Instructions for the task: Sort through the data and copy the lines holding the word "사무실로".

— Start of Data for this exercise —

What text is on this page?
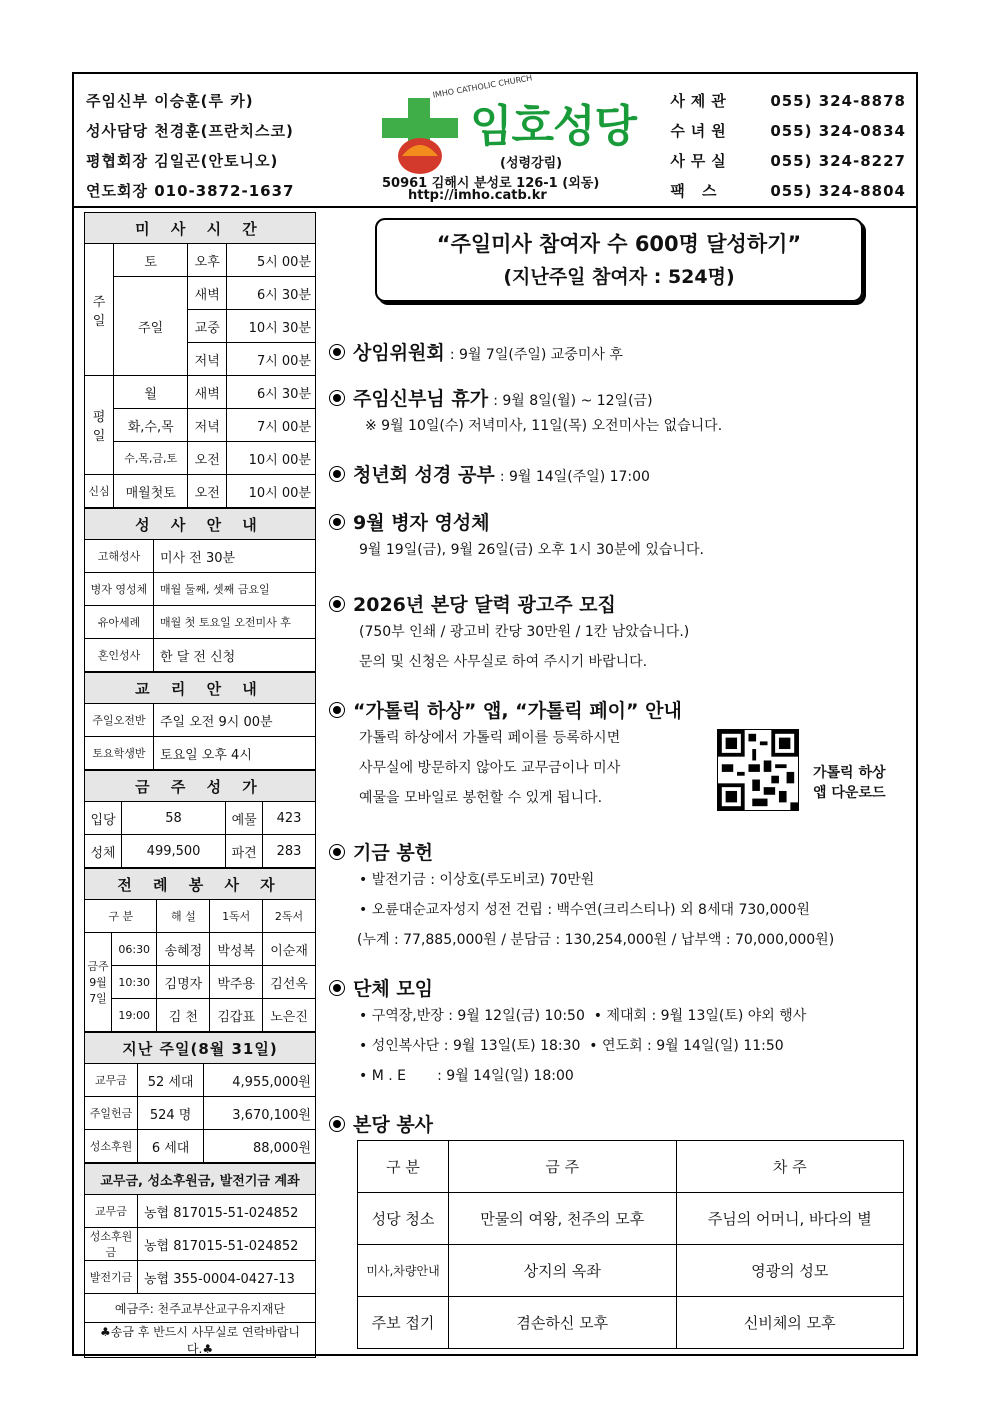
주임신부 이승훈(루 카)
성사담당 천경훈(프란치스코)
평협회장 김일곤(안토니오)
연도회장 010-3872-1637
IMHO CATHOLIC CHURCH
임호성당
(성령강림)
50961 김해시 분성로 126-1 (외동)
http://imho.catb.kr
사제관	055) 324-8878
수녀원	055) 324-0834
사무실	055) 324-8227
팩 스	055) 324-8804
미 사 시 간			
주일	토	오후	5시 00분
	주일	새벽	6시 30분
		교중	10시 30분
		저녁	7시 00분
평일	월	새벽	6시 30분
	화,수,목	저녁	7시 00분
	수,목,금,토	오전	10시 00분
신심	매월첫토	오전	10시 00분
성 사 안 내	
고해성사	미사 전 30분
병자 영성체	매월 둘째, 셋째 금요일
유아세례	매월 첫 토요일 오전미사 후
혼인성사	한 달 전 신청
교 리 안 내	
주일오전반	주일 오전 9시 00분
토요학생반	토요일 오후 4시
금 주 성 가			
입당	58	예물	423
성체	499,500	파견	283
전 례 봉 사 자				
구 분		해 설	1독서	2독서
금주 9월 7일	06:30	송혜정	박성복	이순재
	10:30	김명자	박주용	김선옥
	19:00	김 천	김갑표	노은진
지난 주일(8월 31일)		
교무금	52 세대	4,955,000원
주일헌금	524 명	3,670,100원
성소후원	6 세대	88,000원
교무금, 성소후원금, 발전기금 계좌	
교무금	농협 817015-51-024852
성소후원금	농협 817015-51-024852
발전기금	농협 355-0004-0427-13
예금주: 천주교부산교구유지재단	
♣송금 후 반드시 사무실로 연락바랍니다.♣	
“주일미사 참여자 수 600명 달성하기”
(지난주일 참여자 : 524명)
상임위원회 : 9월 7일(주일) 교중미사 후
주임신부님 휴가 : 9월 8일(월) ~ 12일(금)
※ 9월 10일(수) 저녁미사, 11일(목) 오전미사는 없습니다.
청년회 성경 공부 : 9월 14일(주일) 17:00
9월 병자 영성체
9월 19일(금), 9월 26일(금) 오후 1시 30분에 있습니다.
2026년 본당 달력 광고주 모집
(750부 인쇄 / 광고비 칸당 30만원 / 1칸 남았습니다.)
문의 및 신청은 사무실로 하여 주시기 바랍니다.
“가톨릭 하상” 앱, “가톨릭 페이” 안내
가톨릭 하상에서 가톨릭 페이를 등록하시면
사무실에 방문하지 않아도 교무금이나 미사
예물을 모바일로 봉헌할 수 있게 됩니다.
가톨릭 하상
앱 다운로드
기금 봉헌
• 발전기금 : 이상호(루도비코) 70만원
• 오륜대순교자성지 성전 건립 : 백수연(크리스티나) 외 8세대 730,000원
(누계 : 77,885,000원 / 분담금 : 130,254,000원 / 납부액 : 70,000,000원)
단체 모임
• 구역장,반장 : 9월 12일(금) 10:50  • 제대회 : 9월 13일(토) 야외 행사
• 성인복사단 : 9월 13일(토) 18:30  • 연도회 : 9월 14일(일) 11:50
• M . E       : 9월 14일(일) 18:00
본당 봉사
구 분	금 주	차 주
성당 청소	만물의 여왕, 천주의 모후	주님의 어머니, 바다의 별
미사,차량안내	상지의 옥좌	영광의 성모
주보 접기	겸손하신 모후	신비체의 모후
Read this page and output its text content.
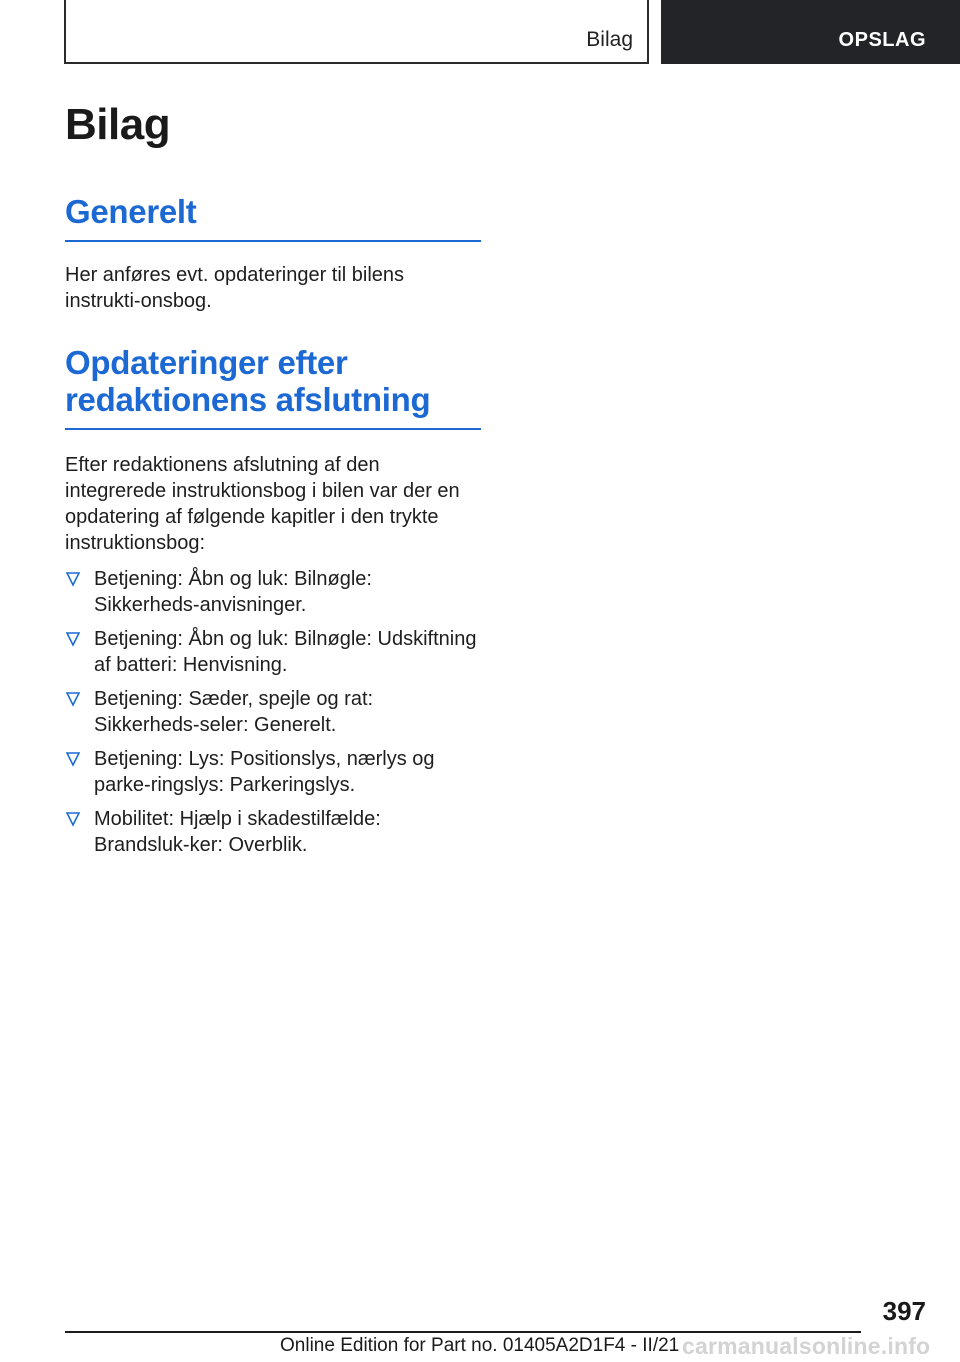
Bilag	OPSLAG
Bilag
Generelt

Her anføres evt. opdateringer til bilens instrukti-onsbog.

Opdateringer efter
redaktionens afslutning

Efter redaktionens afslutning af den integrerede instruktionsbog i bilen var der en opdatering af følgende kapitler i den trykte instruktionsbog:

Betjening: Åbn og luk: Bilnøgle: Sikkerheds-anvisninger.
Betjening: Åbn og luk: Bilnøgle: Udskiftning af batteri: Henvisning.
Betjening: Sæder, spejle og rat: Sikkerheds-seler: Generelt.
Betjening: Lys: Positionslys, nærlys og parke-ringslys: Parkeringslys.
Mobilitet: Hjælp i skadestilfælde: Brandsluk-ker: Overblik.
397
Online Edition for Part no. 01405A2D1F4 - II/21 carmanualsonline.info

— End of Data for this exercise —

Response to the exercise:
♣송금 후 반드시 사무실로 연락바랍니다.♣	
문의 및 신청은 사무실로 하여 주시기 바랍니다.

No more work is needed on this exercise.